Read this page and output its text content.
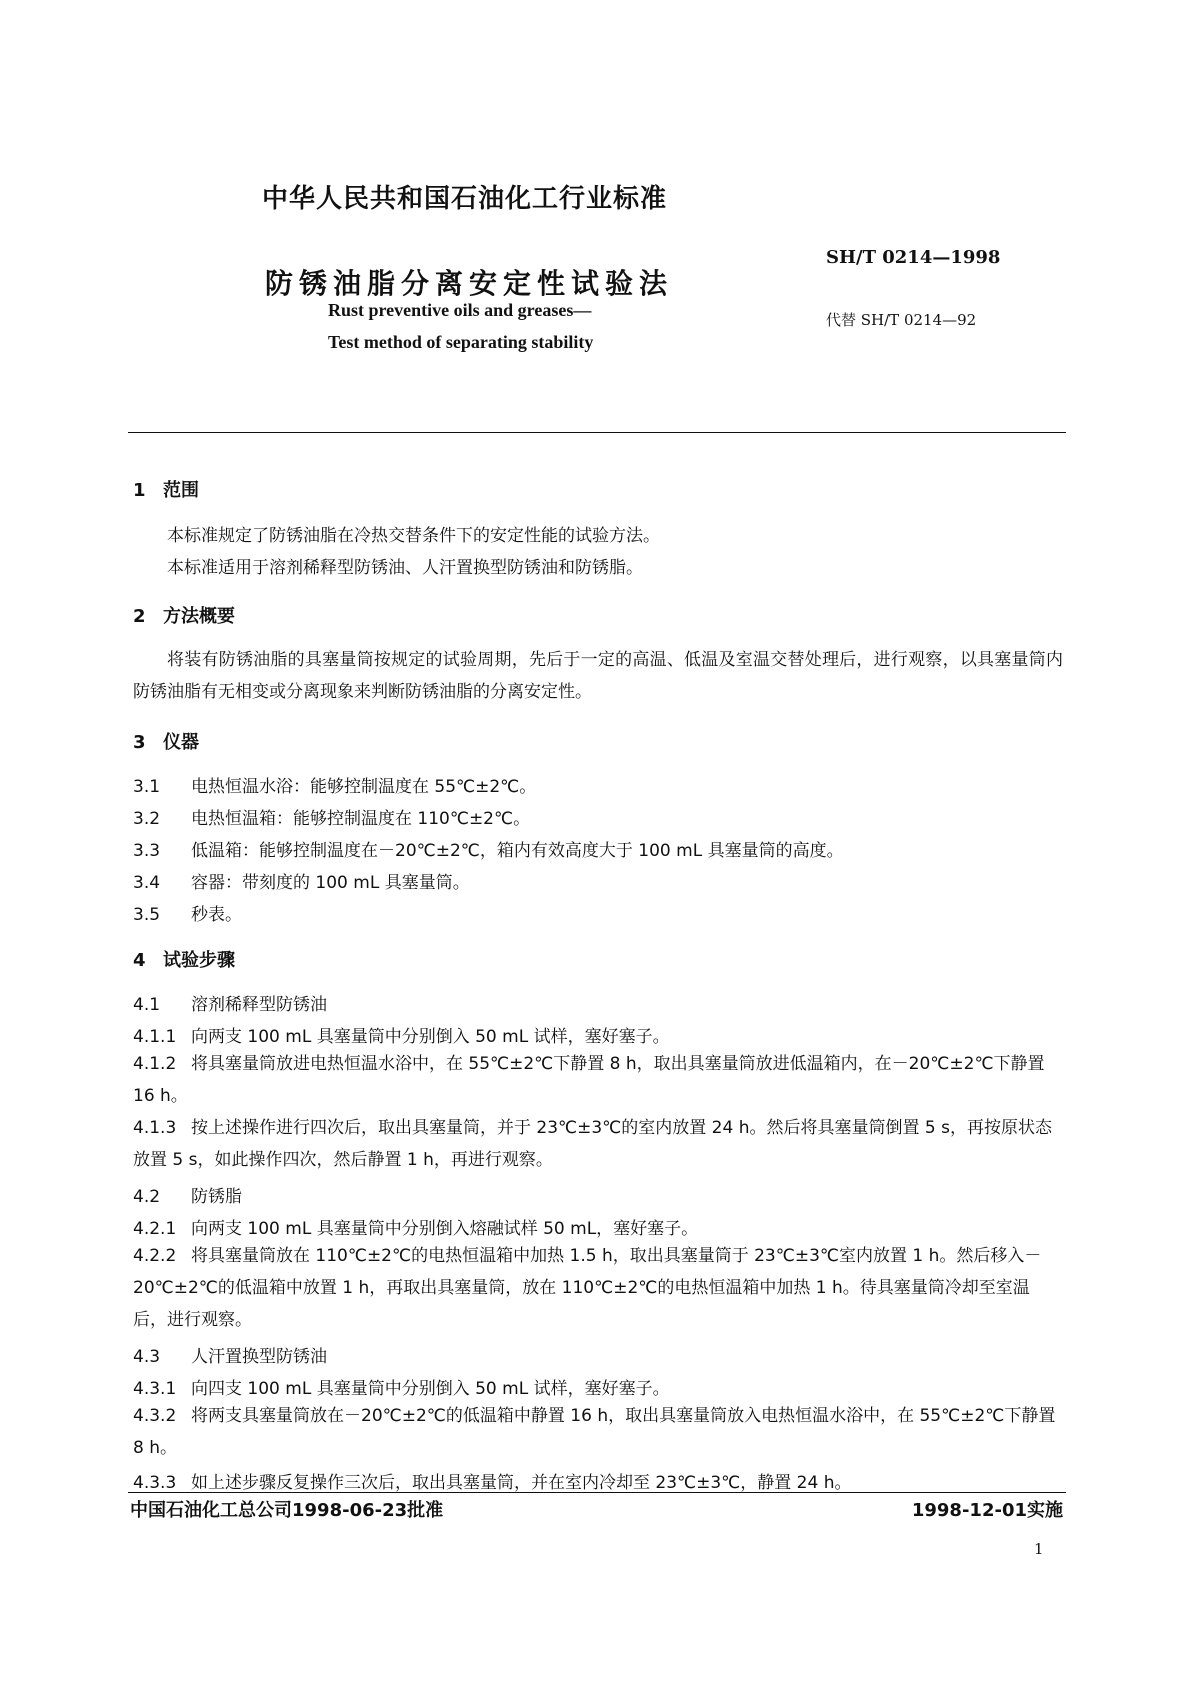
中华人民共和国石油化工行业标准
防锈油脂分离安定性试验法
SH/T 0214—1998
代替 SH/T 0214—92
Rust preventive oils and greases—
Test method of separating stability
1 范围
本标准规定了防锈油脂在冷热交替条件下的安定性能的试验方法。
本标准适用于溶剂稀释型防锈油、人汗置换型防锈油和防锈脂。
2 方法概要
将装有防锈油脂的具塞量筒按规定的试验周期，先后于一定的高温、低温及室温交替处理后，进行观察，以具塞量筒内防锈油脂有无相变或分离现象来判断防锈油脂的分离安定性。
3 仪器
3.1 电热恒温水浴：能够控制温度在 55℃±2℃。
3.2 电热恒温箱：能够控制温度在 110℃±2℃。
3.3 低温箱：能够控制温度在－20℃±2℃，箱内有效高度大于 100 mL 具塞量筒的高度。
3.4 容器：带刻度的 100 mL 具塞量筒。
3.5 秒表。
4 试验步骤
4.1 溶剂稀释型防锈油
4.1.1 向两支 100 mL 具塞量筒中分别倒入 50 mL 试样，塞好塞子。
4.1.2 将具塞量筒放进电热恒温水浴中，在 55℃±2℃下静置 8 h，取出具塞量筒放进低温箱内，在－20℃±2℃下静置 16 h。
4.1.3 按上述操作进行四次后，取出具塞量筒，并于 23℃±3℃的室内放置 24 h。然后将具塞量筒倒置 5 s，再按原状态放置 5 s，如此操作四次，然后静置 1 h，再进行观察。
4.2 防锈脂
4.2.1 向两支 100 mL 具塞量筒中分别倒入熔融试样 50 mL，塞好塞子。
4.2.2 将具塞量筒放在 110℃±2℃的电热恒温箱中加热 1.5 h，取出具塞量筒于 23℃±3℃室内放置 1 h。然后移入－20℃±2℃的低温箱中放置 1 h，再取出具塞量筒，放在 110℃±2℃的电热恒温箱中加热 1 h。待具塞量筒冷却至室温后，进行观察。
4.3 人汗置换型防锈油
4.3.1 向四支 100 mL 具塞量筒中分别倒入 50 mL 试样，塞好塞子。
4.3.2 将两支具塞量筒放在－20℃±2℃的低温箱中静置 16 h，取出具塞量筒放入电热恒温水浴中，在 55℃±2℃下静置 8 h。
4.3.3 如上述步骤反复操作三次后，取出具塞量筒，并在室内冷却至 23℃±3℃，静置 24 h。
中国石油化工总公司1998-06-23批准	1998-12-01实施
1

################

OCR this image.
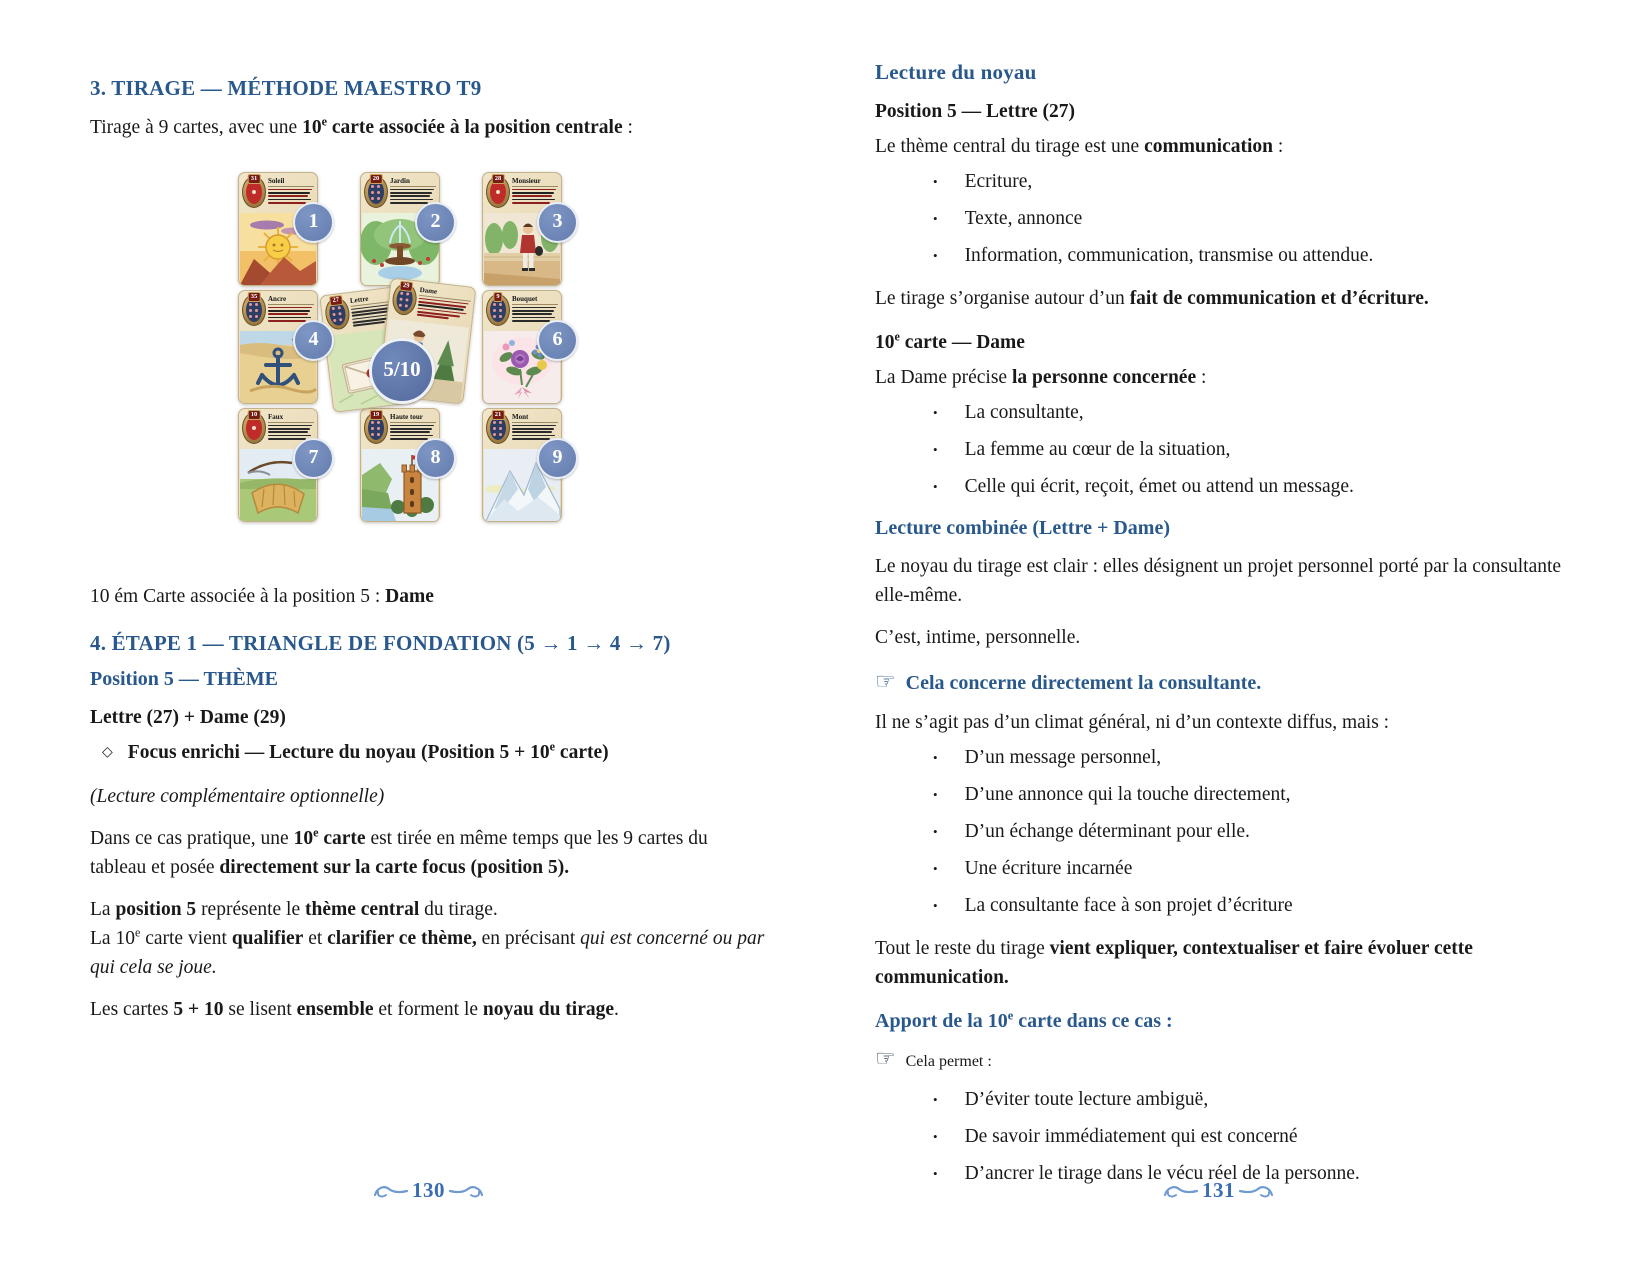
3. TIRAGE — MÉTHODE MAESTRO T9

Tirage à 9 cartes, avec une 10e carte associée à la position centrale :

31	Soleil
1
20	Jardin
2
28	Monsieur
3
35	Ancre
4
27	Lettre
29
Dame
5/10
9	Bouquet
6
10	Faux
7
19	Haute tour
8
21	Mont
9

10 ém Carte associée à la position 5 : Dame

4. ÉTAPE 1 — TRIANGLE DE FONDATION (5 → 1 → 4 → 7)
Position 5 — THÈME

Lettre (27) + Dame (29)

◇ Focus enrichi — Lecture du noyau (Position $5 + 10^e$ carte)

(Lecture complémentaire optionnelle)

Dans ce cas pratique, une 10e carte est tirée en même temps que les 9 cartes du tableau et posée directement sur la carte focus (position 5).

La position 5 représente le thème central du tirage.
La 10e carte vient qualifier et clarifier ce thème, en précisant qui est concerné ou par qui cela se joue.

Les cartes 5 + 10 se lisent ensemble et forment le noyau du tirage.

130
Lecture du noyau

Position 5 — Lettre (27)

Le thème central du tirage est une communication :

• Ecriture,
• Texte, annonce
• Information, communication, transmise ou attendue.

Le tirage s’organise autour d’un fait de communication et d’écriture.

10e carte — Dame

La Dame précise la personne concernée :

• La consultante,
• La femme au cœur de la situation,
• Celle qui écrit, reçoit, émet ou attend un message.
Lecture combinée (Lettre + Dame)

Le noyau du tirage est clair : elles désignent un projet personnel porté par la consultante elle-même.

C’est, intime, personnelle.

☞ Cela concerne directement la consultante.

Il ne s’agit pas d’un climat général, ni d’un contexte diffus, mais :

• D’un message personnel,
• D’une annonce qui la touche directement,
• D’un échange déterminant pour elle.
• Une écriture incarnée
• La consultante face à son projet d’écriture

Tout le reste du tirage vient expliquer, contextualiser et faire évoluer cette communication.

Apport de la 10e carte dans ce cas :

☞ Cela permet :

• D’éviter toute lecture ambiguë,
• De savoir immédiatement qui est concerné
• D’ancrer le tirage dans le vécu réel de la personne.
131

################

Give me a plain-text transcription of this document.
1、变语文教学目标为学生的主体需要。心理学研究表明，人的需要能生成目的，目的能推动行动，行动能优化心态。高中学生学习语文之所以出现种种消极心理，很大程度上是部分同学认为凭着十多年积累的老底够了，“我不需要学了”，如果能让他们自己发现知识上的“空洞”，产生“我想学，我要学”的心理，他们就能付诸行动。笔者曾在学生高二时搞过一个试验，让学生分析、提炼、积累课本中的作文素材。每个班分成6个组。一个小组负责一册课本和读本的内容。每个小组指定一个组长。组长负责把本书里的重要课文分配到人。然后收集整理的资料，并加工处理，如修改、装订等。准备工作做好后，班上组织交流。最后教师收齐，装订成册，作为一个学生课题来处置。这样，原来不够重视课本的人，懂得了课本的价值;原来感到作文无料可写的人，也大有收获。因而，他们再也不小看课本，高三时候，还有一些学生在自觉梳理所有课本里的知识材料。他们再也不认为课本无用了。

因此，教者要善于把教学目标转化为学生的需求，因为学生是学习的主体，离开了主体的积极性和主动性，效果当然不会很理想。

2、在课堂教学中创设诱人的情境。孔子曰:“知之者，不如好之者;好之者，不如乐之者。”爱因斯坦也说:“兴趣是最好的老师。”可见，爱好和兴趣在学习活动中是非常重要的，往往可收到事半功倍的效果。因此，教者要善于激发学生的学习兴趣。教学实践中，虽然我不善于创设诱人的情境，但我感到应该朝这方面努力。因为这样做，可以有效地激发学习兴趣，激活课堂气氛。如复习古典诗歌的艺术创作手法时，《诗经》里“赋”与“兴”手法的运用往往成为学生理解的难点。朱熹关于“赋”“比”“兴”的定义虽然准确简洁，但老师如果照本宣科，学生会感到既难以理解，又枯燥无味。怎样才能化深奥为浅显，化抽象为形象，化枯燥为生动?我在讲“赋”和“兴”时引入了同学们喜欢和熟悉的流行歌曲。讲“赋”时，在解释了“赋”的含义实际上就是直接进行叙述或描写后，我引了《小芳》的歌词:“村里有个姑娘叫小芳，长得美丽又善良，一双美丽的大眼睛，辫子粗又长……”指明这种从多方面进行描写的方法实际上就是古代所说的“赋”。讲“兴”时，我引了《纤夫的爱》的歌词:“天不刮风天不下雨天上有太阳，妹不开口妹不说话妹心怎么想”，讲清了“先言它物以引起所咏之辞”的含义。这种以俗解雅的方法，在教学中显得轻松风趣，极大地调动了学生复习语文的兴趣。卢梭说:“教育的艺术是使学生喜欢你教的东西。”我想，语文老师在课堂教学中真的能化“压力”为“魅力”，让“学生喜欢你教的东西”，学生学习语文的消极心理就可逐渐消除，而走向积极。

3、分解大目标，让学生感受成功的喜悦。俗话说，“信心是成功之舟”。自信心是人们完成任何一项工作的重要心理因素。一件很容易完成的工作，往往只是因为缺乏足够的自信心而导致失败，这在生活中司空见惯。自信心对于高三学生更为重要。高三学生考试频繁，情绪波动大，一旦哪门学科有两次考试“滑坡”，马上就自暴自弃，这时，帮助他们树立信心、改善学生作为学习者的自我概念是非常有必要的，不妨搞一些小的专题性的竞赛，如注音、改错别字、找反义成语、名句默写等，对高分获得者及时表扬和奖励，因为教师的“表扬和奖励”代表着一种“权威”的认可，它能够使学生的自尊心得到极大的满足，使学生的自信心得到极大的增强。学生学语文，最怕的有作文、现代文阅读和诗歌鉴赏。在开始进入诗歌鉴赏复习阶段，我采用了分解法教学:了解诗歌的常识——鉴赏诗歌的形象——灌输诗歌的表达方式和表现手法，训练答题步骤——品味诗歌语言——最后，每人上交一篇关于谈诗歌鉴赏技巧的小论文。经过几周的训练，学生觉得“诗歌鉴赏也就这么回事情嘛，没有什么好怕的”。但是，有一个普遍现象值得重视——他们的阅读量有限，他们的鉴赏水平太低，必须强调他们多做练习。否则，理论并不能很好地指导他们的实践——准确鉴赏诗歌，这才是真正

################

## TASK REQUIREMENTS
Show every line above in which the word "this" occurs.

## WRITTEN ANSWER
Read this page and output its text content.
OCR this image.
Give me a plain-text transcription of this document.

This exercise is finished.